## begin MATERIAL FOR THIS TASK

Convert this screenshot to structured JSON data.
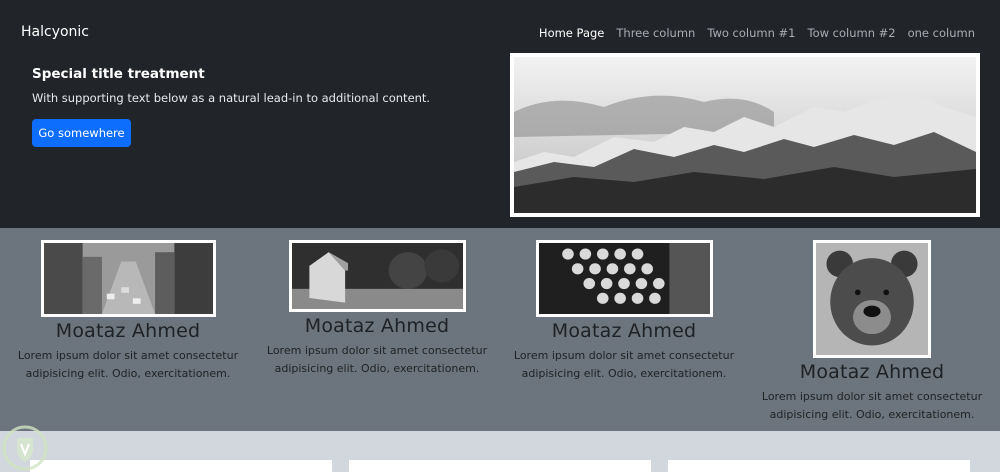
{
  "navbar": {
    "brand": "Halcyonic",
    "links": [
      {
        "label": "Home Page",
        "active": true
      },
      {
        "label": "Three column",
        "active": false
      },
      {
        "label": "Two column #1",
        "active": false
      },
      {
        "label": "Tow column #2",
        "active": false
      },
      {
        "label": "one column",
        "active": false
      }
    ]
  },
  "hero": {
    "title": "Special title treatment",
    "text": "With supporting text below as a natural lead-in to additional content.",
    "button_label": "Go somewhere",
    "image": "mountain-landscape-photo"
  },
  "cards": [
    {
      "title": "Moataz Ahmed",
      "text": "Lorem ipsum dolor sit amet consectetur adipisicing elit. Odio, exercitationem.",
      "image": "city-street-photo"
    },
    {
      "title": "Moataz Ahmed",
      "text": "Lorem ipsum dolor sit amet consectetur adipisicing elit. Odio, exercitationem.",
      "image": "wooden-shed-photo"
    },
    {
      "title": "Moataz Ahmed",
      "text": "Lorem ipsum dolor sit amet consectetur adipisicing elit. Odio, exercitationem.",
      "image": "typewriter-photo"
    },
    {
      "title": "Moataz Ahmed",
      "text": "Lorem ipsum dolor sit amet consectetur adipisicing elit. Odio, exercitationem.",
      "image": "bear-photo"
    }
  ],
  "colors": {
    "header_bg": "#212429",
    "band_bg": "#6c757d",
    "page_bg": "#d2d6dd",
    "primary_button": "#0d6efd"
  }
}
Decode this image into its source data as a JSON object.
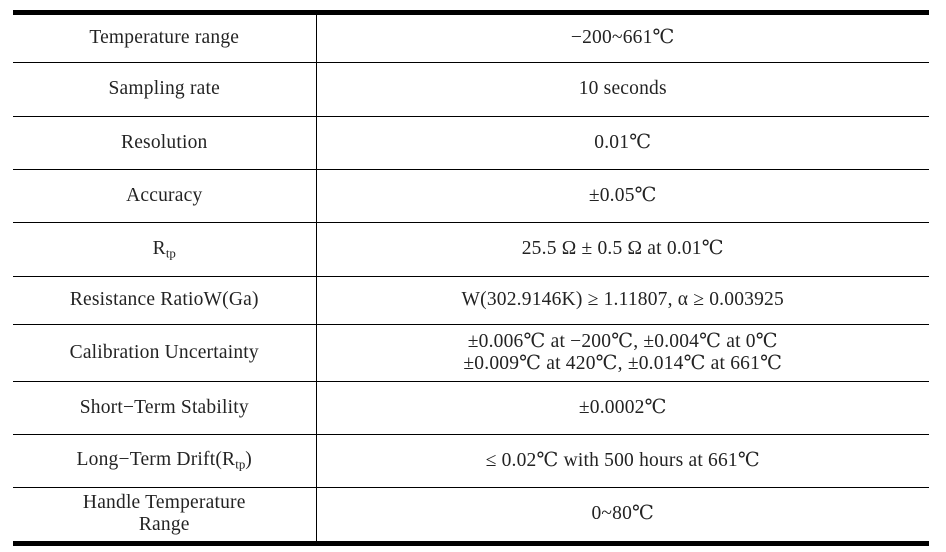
{
  "document": {
    "type": "specification-table",
    "columns": 2,
    "row_count": 10,
    "text_color": "#232323",
    "rule_color": "#000000",
    "background": "#ffffff"
  },
  "table": {
    "rows": [
      {
        "parameter": "Temperature range",
        "parameter_lines": [
          "Temperature range"
        ],
        "value": "−200~661℃",
        "value_lines": [
          "−200~661℃"
        ]
      },
      {
        "parameter": "Sampling rate",
        "parameter_lines": [
          "Sampling rate"
        ],
        "value": "10 seconds",
        "value_lines": [
          "10 seconds"
        ]
      },
      {
        "parameter": "Resolution",
        "parameter_lines": [
          "Resolution"
        ],
        "value": "0.01℃",
        "value_lines": [
          "0.01℃"
        ]
      },
      {
        "parameter": "Accuracy",
        "parameter_lines": [
          "Accuracy"
        ],
        "value": "±0.05℃",
        "value_lines": [
          "±0.05℃"
        ]
      },
      {
        "parameter": "Rtp",
        "parameter_base": "R",
        "parameter_subscript": "tp",
        "parameter_lines": [
          "Rtp"
        ],
        "value": "25.5 Ω ± 0.5 Ω at 0.01℃",
        "value_lines": [
          "25.5 Ω ± 0.5 Ω at 0.01℃"
        ]
      },
      {
        "parameter": "Resistance RatioW(Ga)",
        "parameter_lines": [
          "Resistance RatioW(Ga)"
        ],
        "value": "W(302.9146K) ≥ 1.11807, α ≥ 0.003925",
        "value_lines": [
          "W(302.9146K) ≥ 1.11807, α ≥ 0.003925"
        ]
      },
      {
        "parameter": "Calibration Uncertainty",
        "parameter_lines": [
          "Calibration Uncertainty"
        ],
        "value": "±0.006℃ at −200℃, ±0.004℃ at 0℃ ±0.009℃ at 420℃, ±0.014℃ at 661℃",
        "value_lines": [
          "±0.006℃ at −200℃, ±0.004℃ at 0℃",
          "±0.009℃ at 420℃, ±0.014℃ at 661℃"
        ]
      },
      {
        "parameter": "Short−Term Stability",
        "parameter_lines": [
          "Short−Term Stability"
        ],
        "value": "±0.0002℃",
        "value_lines": [
          "±0.0002℃"
        ]
      },
      {
        "parameter": "Long−Term Drift(Rtp)",
        "parameter_prefix": "Long−Term Drift(R",
        "parameter_subscript": "tp",
        "parameter_suffix": ")",
        "parameter_lines": [
          "Long−Term Drift(Rtp)"
        ],
        "value": "≤ 0.02℃ with 500 hours at 661℃",
        "value_lines": [
          "≤ 0.02℃ with 500 hours at 661℃"
        ]
      },
      {
        "parameter": "Handle Temperature Range",
        "parameter_lines": [
          "Handle Temperature",
          "Range"
        ],
        "value": "0~80℃",
        "value_lines": [
          "0~80℃"
        ]
      }
    ]
  }
}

## end MATERIAL FOR THIS TASK

--- EXERCISE REQUIREMENTS ---
Copy whichever lines in the listing above contain the word "Handle".

--- ANSWER TO THE EXERCISE ---
        "parameter": "Handle Temperature Range",
          "Handle Temperature",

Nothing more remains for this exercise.